* [Problem to solve] Your task is to copy every line of the entries that contains "Direct".
━━━ Entries supplied ━━━
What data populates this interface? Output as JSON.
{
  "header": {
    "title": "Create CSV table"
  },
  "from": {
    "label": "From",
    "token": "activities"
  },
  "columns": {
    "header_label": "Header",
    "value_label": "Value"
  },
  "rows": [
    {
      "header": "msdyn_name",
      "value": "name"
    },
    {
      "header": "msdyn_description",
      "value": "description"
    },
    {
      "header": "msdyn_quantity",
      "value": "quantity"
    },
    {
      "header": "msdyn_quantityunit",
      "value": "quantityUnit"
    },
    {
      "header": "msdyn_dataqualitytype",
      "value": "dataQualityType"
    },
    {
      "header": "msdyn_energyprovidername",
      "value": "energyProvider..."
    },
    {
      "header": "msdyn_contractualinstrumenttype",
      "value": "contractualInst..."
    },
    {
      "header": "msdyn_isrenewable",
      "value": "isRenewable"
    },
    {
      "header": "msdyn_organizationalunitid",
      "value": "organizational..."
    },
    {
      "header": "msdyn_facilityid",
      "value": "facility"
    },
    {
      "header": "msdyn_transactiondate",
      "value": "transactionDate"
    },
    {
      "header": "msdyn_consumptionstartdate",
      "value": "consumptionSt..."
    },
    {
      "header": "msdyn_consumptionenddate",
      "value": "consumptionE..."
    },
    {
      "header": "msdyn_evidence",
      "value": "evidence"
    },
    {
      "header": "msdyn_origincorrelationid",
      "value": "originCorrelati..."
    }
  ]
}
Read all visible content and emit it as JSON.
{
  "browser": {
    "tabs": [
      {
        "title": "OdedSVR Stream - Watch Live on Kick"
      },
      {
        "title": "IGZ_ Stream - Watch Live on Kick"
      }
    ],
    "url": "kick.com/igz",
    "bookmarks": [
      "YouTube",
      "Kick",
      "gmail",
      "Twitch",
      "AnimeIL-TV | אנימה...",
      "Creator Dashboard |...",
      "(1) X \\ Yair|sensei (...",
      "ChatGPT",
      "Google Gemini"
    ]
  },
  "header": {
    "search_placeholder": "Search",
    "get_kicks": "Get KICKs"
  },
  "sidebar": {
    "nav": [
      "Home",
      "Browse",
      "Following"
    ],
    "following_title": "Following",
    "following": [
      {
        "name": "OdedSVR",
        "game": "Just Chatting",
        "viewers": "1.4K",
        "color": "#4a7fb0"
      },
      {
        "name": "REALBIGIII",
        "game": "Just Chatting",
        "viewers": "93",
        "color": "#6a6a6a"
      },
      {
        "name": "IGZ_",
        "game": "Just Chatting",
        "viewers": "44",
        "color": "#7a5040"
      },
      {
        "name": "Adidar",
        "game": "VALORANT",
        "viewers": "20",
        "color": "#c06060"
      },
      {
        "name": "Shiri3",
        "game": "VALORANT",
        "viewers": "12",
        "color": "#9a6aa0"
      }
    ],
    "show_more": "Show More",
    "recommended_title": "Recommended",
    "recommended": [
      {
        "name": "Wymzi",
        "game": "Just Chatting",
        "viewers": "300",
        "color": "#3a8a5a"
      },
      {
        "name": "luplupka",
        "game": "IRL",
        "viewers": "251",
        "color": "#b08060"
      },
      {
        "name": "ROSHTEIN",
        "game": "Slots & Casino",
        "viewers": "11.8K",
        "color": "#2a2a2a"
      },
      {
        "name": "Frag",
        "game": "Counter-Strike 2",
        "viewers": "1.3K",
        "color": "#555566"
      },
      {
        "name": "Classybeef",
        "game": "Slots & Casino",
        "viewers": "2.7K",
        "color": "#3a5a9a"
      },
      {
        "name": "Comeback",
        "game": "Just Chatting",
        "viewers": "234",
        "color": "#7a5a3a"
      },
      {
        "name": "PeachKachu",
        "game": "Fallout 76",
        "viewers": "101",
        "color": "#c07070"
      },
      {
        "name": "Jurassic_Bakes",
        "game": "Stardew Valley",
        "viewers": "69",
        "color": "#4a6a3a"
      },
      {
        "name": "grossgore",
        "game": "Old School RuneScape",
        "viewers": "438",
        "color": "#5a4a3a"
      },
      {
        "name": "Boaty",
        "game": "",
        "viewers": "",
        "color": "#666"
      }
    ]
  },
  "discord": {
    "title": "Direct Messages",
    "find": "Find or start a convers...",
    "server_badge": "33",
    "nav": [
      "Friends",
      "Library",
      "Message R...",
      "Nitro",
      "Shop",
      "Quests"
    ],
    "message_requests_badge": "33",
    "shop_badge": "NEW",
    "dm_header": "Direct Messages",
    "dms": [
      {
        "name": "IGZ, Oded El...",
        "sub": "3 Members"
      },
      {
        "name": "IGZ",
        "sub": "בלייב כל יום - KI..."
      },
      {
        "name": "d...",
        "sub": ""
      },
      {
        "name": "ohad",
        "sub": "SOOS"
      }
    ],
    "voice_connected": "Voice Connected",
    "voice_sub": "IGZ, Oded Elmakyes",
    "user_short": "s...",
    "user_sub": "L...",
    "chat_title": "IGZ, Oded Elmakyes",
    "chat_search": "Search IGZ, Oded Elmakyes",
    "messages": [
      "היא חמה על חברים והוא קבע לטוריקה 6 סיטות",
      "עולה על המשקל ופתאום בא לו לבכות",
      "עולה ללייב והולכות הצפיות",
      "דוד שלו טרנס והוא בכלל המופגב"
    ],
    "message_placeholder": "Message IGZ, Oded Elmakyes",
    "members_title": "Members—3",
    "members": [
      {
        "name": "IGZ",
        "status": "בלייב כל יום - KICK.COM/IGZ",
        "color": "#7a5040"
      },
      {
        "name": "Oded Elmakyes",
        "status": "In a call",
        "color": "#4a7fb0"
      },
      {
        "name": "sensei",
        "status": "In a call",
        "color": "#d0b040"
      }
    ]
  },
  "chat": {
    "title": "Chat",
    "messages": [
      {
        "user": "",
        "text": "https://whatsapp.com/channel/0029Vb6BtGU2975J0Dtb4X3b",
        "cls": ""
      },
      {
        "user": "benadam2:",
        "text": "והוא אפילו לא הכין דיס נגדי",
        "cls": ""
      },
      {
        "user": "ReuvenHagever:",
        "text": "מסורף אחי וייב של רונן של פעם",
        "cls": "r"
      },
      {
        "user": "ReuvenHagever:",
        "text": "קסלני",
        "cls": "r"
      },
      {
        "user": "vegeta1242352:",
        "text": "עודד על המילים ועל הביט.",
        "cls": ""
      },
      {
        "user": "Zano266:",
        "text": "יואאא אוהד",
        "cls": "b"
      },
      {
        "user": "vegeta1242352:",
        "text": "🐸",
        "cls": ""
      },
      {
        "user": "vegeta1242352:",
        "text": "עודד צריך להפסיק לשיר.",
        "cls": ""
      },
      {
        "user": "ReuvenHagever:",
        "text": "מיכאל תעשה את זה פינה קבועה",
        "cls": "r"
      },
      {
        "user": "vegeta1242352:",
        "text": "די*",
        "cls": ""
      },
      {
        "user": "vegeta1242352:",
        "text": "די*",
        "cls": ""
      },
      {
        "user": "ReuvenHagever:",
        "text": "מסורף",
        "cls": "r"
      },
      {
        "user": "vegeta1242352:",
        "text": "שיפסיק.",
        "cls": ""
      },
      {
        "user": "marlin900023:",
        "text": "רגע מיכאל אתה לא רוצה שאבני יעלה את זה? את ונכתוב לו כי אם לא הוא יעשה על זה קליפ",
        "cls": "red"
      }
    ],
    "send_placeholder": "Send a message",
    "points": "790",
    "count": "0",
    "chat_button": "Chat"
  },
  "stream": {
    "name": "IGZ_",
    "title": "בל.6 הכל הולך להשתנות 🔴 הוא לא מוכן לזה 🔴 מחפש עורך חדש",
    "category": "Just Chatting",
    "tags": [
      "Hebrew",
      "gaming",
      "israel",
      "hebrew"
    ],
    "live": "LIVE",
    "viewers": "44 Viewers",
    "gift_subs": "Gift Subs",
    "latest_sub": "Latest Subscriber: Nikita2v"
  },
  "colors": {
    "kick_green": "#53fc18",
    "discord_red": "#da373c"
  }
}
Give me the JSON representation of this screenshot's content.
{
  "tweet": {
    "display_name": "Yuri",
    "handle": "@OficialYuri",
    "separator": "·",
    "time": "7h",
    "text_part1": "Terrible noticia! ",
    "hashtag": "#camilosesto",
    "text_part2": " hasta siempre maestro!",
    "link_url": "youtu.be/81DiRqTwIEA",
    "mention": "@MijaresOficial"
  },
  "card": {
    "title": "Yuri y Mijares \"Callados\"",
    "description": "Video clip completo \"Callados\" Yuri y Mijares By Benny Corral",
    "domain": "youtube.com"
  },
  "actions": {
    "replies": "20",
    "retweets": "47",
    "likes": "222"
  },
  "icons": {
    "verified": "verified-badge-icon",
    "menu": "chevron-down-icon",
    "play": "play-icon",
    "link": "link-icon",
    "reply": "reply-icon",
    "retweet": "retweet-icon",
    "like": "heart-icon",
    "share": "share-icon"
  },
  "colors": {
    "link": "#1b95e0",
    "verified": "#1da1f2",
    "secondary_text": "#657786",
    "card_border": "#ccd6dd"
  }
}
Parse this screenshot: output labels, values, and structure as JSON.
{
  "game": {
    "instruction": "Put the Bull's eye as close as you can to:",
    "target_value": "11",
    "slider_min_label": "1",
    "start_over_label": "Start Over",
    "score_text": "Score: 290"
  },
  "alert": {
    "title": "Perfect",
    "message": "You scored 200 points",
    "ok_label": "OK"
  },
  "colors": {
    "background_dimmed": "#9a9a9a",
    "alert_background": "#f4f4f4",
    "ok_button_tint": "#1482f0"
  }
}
━━━
* [Full output]
    "title": "Direct Messages",
    "dm_header": "Direct Messages",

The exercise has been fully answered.